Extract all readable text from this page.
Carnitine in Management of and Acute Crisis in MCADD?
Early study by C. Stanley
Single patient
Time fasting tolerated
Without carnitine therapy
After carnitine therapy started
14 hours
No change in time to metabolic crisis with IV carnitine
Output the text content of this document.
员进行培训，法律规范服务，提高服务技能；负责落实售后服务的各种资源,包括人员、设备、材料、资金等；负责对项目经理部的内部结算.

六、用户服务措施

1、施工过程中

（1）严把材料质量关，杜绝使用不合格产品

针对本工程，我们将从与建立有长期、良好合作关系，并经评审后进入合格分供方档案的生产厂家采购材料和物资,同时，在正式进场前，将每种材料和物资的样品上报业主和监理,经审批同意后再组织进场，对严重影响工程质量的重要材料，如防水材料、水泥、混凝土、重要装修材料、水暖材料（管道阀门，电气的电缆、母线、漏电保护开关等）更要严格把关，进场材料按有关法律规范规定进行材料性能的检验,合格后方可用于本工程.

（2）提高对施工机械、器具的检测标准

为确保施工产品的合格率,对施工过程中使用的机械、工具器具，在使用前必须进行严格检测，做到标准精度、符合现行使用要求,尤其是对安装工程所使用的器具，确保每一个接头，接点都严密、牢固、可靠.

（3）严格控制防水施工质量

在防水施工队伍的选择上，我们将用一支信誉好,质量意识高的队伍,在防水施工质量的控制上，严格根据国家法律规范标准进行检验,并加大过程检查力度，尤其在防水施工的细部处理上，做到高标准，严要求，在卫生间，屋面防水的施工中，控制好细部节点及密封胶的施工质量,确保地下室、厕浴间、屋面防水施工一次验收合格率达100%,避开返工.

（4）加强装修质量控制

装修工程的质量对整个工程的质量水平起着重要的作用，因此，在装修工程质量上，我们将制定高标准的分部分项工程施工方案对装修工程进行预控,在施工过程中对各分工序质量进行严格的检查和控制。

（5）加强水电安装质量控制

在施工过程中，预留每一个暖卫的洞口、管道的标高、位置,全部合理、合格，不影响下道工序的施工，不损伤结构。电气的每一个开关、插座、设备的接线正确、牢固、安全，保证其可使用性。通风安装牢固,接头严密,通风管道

____

Copy down every line of the entries containing the word "this".

_WRITTEN SOLUTION_
Extract all readable text from this page.
Output the text content of this document.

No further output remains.